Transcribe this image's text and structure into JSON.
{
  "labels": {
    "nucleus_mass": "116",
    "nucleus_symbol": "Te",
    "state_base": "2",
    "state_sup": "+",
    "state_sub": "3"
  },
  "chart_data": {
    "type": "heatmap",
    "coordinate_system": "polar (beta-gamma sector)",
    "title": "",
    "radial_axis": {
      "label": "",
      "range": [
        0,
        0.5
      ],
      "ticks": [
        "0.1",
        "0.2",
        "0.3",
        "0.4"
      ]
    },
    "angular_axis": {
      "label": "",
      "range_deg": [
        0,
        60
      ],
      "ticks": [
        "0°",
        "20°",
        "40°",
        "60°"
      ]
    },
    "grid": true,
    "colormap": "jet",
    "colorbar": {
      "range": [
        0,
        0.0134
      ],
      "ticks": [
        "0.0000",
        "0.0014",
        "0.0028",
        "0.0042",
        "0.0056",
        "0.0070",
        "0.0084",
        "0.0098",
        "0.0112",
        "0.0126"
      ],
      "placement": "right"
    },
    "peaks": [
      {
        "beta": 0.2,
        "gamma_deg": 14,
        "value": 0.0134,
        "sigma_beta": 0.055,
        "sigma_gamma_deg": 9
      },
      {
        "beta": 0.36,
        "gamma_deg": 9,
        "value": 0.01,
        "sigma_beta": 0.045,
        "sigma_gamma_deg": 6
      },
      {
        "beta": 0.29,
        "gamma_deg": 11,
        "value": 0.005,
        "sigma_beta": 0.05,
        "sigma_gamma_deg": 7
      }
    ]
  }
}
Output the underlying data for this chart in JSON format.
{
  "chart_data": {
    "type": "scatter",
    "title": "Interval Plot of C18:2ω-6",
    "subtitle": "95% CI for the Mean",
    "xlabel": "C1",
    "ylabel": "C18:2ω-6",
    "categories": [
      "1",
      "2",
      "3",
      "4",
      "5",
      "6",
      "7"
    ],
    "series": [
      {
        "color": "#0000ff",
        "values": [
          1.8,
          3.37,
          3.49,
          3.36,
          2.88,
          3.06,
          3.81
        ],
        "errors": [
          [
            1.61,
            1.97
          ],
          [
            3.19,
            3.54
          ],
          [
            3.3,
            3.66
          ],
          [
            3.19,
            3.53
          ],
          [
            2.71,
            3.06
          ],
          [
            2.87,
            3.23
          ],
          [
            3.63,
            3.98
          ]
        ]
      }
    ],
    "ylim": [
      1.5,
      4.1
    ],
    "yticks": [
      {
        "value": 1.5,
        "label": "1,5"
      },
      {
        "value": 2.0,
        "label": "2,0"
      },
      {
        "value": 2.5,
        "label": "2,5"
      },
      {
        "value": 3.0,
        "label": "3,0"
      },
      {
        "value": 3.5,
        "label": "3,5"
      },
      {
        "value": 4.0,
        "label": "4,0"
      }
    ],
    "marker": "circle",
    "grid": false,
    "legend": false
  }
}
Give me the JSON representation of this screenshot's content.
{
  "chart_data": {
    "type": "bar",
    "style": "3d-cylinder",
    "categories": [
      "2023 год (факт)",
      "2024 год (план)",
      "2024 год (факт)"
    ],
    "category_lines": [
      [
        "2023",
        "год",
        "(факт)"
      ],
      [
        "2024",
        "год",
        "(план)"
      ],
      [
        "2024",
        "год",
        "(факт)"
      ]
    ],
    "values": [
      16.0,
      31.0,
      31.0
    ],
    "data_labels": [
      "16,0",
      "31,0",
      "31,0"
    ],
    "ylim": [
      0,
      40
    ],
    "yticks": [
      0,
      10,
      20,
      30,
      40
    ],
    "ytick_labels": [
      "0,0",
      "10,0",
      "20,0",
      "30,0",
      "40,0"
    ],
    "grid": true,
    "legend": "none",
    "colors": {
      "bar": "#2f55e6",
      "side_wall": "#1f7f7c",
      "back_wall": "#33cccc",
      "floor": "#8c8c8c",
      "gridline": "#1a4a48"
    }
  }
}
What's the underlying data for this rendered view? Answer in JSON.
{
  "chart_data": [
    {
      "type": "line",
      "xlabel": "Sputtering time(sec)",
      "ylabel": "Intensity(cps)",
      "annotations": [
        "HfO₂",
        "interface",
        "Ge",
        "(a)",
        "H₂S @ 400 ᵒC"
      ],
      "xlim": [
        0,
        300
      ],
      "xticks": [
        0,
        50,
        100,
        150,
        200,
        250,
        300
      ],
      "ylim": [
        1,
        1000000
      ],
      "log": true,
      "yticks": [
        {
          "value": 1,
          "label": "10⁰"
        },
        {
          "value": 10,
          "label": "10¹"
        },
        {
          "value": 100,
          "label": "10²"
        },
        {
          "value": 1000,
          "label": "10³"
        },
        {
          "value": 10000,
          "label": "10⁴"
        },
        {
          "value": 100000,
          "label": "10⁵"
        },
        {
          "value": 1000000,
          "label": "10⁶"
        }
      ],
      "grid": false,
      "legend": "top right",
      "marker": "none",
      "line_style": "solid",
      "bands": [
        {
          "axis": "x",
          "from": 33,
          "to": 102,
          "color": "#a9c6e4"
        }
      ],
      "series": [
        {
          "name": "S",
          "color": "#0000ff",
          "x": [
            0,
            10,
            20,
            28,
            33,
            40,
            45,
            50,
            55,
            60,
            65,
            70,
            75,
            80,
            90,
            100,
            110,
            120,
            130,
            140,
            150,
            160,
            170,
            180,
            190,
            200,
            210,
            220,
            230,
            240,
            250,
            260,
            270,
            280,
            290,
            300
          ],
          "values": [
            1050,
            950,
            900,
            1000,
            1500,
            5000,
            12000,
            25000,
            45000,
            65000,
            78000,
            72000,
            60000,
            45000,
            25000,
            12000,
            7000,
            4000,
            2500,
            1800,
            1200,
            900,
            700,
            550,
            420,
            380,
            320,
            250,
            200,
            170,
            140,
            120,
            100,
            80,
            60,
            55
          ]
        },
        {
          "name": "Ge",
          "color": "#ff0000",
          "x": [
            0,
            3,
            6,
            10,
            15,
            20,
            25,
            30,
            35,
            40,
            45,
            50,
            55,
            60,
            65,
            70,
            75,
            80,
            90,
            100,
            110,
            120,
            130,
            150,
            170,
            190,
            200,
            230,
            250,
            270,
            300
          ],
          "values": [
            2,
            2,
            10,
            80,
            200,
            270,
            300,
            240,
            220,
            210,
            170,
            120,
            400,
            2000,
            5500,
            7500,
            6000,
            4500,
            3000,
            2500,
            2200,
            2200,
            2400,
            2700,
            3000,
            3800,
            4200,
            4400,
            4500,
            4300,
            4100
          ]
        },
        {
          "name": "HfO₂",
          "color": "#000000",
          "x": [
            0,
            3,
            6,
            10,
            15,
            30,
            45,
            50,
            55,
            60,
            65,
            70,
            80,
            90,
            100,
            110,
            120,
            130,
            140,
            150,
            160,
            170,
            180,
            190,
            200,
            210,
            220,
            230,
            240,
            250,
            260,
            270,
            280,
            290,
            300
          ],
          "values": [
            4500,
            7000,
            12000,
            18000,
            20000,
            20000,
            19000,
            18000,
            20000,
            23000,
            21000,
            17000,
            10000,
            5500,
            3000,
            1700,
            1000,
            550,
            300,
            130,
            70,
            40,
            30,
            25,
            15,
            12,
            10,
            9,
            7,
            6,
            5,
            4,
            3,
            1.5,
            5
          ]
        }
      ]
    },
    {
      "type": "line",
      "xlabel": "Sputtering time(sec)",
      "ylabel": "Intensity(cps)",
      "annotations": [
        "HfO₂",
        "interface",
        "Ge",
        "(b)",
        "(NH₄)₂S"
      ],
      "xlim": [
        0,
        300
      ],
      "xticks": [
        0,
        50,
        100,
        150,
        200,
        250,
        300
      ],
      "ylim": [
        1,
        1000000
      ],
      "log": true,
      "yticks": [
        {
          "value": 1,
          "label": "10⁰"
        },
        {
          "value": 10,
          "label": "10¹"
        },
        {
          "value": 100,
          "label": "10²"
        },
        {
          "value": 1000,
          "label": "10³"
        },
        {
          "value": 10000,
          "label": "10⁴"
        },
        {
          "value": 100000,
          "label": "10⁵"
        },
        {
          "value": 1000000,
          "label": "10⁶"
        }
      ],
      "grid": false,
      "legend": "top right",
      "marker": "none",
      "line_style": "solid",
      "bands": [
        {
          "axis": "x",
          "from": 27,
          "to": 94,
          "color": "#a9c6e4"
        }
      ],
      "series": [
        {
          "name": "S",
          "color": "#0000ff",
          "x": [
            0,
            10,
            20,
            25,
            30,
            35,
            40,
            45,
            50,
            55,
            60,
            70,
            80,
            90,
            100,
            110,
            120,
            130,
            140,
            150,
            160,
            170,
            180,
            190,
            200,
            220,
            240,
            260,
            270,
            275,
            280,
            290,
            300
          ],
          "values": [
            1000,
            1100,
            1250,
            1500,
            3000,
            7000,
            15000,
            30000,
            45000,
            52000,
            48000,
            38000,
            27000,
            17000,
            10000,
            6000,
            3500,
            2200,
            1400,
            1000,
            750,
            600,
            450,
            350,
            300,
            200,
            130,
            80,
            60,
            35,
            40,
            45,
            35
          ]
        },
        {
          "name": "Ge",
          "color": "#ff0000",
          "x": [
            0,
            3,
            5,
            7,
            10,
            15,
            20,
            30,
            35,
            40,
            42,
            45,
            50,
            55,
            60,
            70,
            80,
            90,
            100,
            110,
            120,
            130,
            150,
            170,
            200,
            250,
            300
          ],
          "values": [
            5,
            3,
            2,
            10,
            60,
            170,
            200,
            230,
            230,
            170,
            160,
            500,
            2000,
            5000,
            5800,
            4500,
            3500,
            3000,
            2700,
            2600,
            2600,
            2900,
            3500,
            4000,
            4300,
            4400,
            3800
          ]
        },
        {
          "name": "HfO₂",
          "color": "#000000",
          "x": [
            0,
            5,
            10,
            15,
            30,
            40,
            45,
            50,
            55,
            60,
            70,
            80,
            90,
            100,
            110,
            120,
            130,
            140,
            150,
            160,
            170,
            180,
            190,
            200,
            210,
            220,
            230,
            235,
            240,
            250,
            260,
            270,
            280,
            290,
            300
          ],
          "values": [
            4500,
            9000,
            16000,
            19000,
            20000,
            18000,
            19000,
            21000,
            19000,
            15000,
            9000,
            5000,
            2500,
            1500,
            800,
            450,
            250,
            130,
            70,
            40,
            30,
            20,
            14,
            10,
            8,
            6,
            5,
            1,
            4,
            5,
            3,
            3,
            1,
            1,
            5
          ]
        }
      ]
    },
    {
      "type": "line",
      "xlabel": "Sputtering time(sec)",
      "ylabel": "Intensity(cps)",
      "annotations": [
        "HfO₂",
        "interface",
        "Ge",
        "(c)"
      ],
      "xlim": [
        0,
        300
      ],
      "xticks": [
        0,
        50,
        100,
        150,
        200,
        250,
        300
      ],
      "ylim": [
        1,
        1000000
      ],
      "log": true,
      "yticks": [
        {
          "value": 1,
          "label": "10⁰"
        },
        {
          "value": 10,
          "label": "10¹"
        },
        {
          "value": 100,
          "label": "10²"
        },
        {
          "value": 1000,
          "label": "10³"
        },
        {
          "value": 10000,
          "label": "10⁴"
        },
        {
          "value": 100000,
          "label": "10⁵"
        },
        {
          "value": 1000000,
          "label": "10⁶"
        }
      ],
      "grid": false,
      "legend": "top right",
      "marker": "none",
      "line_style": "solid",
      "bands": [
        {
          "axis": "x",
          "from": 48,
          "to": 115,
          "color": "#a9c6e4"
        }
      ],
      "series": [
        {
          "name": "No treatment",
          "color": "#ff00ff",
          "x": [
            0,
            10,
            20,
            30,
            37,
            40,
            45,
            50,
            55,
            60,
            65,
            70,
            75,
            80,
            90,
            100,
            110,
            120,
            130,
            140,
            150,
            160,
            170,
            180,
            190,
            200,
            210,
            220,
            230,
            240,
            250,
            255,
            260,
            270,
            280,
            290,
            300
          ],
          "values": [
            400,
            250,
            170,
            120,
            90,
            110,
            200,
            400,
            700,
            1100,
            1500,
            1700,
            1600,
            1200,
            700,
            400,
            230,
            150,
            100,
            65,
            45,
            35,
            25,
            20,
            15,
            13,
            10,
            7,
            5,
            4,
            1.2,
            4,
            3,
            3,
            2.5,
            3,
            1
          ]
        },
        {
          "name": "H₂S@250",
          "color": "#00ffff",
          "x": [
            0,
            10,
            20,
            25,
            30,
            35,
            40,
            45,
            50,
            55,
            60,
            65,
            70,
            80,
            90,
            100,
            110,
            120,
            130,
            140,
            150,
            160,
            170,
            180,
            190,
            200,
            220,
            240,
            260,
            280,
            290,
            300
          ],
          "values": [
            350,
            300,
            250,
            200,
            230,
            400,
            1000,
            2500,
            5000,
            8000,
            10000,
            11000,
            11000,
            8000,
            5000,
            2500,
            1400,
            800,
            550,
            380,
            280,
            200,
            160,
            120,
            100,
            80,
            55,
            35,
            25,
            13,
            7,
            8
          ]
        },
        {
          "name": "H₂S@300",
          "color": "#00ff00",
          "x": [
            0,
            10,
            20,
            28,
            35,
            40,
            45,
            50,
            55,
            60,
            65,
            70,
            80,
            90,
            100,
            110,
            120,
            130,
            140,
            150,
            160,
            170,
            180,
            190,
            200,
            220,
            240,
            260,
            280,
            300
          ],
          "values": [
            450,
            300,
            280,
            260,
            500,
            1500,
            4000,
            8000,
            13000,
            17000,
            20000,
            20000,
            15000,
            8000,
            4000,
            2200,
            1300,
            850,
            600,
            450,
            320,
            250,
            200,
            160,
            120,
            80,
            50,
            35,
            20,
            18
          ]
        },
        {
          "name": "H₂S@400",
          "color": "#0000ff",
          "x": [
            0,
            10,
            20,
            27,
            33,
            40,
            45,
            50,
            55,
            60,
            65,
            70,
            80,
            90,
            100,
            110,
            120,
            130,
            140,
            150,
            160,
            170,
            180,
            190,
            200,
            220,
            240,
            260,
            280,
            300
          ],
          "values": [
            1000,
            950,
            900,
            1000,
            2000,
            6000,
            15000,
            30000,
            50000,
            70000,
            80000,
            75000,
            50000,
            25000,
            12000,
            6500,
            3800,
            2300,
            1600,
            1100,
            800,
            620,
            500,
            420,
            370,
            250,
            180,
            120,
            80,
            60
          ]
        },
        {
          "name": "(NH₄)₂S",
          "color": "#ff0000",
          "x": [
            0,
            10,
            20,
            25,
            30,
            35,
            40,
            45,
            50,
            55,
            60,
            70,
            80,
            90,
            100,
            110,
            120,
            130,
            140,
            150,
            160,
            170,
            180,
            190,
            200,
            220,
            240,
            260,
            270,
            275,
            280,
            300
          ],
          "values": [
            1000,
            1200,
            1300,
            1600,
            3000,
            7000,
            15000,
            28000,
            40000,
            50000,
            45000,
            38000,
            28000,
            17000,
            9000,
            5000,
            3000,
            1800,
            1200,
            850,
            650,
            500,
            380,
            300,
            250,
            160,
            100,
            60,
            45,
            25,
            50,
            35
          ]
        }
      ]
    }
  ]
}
•••
Which lines hold the word "this"? Copy all of them.

Transcribe this image's text and structure into JSON.
Output the underlying data for this chart in JSON format.
Give me the JSON representation of this screenshot's content.
What's the underlying data for this rendered view? Answer in JSON.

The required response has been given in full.